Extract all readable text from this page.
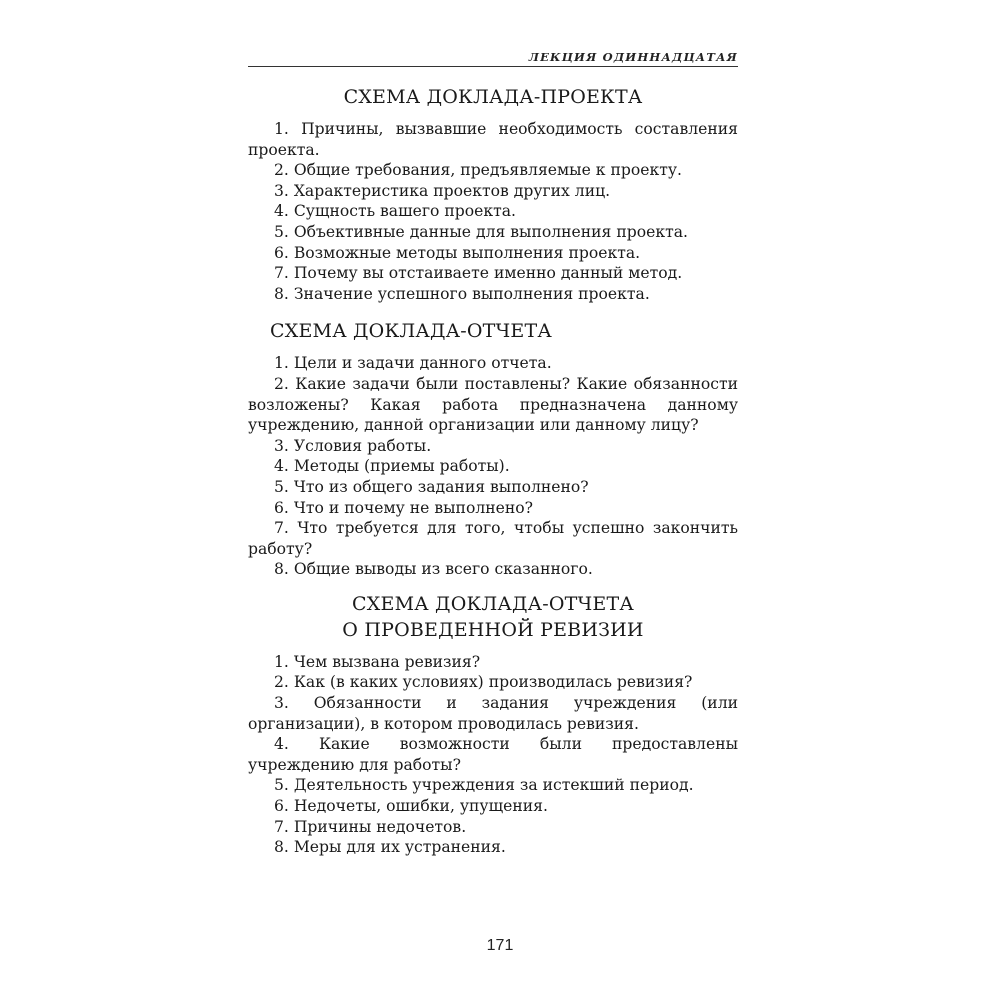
ЛЕКЦИЯ ОДИННАДЦАТАЯ
СХЕМА ДОКЛАДА-ПРОЕКТА
1. Причины, вызвавшие необходимость составления проекта.
2. Общие требования, предъявляемые к проекту.
3. Характеристика проектов других лиц.
4. Сущность вашего проекта.
5. Объективные данные для выполнения проекта.
6. Возможные методы выполнения проекта.
7. Почему вы отстаиваете именно данный метод.
8. Значение успешного выполнения проекта.
СХЕМА ДОКЛАДА-ОТЧЕТА
1. Цели и задачи данного отчета.
2. Какие задачи были поставлены? Какие обязанности возложены? Какая работа предназначена данному учреждению, данной организации или данному лицу?
3. Условия работы.
4. Методы (приемы работы).
5. Что из общего задания выполнено?
6. Что и почему не выполнено?
7. Что требуется для того, чтобы успешно закончить работу?
8. Общие выводы из всего сказанного.
СХЕМА ДОКЛАДА-ОТЧЕТА
О ПРОВЕДЕННОЙ РЕВИЗИИ
1. Чем вызвана ревизия?
2. Как (в каких условиях) производилась ревизия?
3. Обязанности и задания учреждения (или организации), в котором проводилась ревизия.
4. Какие возможности были предоставлены учреждению для работы?
5. Деятельность учреждения за истекший период.
6. Недочеты, ошибки, упущения.
7. Причины недочетов.
8. Меры для их устранения.
171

-*-*-

> _Task statement_:
Transcribe the records above exactly as they appear, leaving out any pictures.

> _Completed exercise_:
Extract all readable text from this page.
ЛЕКЦИЯ ОДИННАДЦАТАЯ
СХЕМА ДОКЛАДА-ПРОЕКТА
1. Причины, вызвавшие необходимость составления проекта.
2. Общие требования, предъявляемые к проекту.
3. Характеристика проектов других лиц.
4. Сущность вашего проекта.
5. Объективные данные для выполнения проекта.
6. Возможные методы выполнения проекта.
7. Почему вы отстаиваете именно данный метод.
8. Значение успешного выполнения проекта.
СХЕМА ДОКЛАДА-ОТЧЕТА
1. Цели и задачи данного отчета.
2. Какие задачи были поставлены? Какие обязанности возложены? Какая работа предназначена данному учреждению, данной организации или данному лицу?
3. Условия работы.
4. Методы (приемы работы).
5. Что из общего задания выполнено?
6. Что и почему не выполнено?
7. Что требуется для того, чтобы успешно закончить работу?
8. Общие выводы из всего сказанного.
СХЕМА ДОКЛАДА-ОТЧЕТА
О ПРОВЕДЕННОЙ РЕВИЗИИ
1. Чем вызвана ревизия?
2. Как (в каких условиях) производилась ревизия?
3. Обязанности и задания учреждения (или организации), в котором проводилась ревизия.
4. Какие возможности были предоставлены учреждению для работы?
5. Деятельность учреждения за истекший период.
6. Недочеты, ошибки, упущения.
7. Причины недочетов.
8. Меры для их устранения.
171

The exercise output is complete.